● **PROMPT**
What follows is a block of records; reproduce all of it verbatim.
-- BEGIN --
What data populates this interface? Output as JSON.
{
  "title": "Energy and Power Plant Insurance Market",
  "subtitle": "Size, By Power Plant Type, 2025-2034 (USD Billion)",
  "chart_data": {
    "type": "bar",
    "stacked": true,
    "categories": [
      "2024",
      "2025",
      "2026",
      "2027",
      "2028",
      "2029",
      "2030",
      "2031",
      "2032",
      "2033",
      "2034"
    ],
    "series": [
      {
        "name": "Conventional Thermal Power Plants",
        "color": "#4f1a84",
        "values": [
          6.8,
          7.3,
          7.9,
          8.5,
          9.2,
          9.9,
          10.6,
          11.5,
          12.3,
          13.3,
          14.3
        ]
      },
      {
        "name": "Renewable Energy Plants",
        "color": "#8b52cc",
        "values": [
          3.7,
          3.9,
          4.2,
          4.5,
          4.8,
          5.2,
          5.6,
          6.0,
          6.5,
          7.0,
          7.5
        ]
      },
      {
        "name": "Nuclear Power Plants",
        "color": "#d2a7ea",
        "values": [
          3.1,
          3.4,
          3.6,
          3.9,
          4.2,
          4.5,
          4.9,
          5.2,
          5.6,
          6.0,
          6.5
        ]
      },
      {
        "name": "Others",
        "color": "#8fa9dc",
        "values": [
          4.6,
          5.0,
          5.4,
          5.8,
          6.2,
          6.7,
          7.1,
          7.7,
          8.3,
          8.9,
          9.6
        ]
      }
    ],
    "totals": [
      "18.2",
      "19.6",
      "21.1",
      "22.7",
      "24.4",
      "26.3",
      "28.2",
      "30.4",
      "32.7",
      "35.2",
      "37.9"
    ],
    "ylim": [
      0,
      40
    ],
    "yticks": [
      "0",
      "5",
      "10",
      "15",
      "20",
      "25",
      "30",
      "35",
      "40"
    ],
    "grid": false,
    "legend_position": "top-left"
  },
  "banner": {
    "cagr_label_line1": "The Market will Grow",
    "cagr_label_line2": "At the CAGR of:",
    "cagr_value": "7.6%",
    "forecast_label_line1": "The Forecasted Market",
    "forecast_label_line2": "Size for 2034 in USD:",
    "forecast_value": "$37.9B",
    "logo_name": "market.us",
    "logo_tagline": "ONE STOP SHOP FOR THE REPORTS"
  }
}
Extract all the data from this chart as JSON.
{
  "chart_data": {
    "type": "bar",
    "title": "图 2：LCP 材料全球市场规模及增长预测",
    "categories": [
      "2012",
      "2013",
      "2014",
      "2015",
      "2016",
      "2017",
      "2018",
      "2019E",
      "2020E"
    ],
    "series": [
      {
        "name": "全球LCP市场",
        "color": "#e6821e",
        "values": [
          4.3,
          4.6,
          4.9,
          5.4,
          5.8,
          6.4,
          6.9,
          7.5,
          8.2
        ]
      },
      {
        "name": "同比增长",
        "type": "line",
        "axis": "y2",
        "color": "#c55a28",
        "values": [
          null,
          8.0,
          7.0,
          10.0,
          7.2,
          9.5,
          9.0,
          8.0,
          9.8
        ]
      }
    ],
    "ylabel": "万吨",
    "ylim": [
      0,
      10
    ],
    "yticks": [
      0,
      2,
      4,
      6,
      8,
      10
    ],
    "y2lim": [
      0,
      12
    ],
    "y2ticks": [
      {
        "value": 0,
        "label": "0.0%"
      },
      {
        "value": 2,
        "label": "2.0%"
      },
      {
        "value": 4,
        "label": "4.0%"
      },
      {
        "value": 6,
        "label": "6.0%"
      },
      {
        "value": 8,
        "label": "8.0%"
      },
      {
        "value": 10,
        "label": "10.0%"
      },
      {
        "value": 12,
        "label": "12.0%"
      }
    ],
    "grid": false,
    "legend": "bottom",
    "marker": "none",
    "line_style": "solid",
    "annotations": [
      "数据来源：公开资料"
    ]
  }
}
-- END --
● **WRITTEN SOLUTION**
What data populates this interface? Output as JSON.
{
  "title": "Energy and Power Plant Insurance Market",
  "subtitle": "Size, By Power Plant Type, 2025-2034 (USD Billion)",
  "chart_data": {
    "type": "bar",
    "stacked": true,
    "categories": [
      "2024",
      "2025",
      "2026",
      "2027",
      "2028",
      "2029",
      "2030",
      "2031",
      "2032",
      "2033",
      "2034"
    ],
    "series": [
      {
        "name": "Conventional Thermal Power Plants",
        "color": "#4f1a84",
        "values": [
          6.8,
          7.3,
          7.9,
          8.5,
          9.2,
          9.9,
          10.6,
          11.5,
          12.3,
          13.3,
          14.3
        ]
      },
      {
        "name": "Renewable Energy Plants",
        "color": "#8b52cc",
        "values": [
          3.7,
          3.9,
          4.2,
          4.5,
          4.8,
          5.2,
          5.6,
          6.0,
          6.5,
          7.0,
          7.5
        ]
      },
      {
        "name": "Nuclear Power Plants",
        "color": "#d2a7ea",
        "values": [
          3.1,
          3.4,
          3.6,
          3.9,
          4.2,
          4.5,
          4.9,
          5.2,
          5.6,
          6.0,
          6.5
        ]
      },
      {
        "name": "Others",
        "color": "#8fa9dc",
        "values": [
          4.6,
          5.0,
          5.4,
          5.8,
          6.2,
          6.7,
          7.1,
          7.7,
          8.3,
          8.9,
          9.6
        ]
      }
    ],
    "totals": [
      "18.2",
      "19.6",
      "21.1",
      "22.7",
      "24.4",
      "26.3",
      "28.2",
      "30.4",
      "32.7",
      "35.2",
      "37.9"
    ],
    "ylim": [
      0,
      40
    ],
    "yticks": [
      "0",
      "5",
      "10",
      "15",
      "20",
      "25",
      "30",
      "35",
      "40"
    ],
    "grid": false,
    "legend_position": "top-left"
  },
  "banner": {
    "cagr_label_line1": "The Market will Grow",
    "cagr_label_line2": "At the CAGR of:",
    "cagr_value": "7.6%",
    "forecast_label_line1": "The Forecasted Market",
    "forecast_label_line2": "Size for 2034 in USD:",
    "forecast_value": "$37.9B",
    "logo_name": "market.us",
    "logo_tagline": "ONE STOP SHOP FOR THE REPORTS"
  }
}
Extract all the data from this chart as JSON.
{
  "chart_data": {
    "type": "bar",
    "title": "图 2：LCP 材料全球市场规模及增长预测",
    "categories": [
      "2012",
      "2013",
      "2014",
      "2015",
      "2016",
      "2017",
      "2018",
      "2019E",
      "2020E"
    ],
    "series": [
      {
        "name": "全球LCP市场",
        "color": "#e6821e",
        "values": [
          4.3,
          4.6,
          4.9,
          5.4,
          5.8,
          6.4,
          6.9,
          7.5,
          8.2
        ]
      },
      {
        "name": "同比增长",
        "type": "line",
        "axis": "y2",
        "color": "#c55a28",
        "values": [
          null,
          8.0,
          7.0,
          10.0,
          7.2,
          9.5,
          9.0,
          8.0,
          9.8
        ]
      }
    ],
    "ylabel": "万吨",
    "ylim": [
      0,
      10
    ],
    "yticks": [
      0,
      2,
      4,
      6,
      8,
      10
    ],
    "y2lim": [
      0,
      12
    ],
    "y2ticks": [
      {
        "value": 0,
        "label": "0.0%"
      },
      {
        "value": 2,
        "label": "2.0%"
      },
      {
        "value": 4,
        "label": "4.0%"
      },
      {
        "value": 6,
        "label": "6.0%"
      },
      {
        "value": 8,
        "label": "8.0%"
      },
      {
        "value": 10,
        "label": "10.0%"
      },
      {
        "value": 12,
        "label": "12.0%"
      }
    ],
    "grid": false,
    "legend": "bottom",
    "marker": "none",
    "line_style": "solid",
    "annotations": [
      "数据来源：公开资料"
    ]
  }
}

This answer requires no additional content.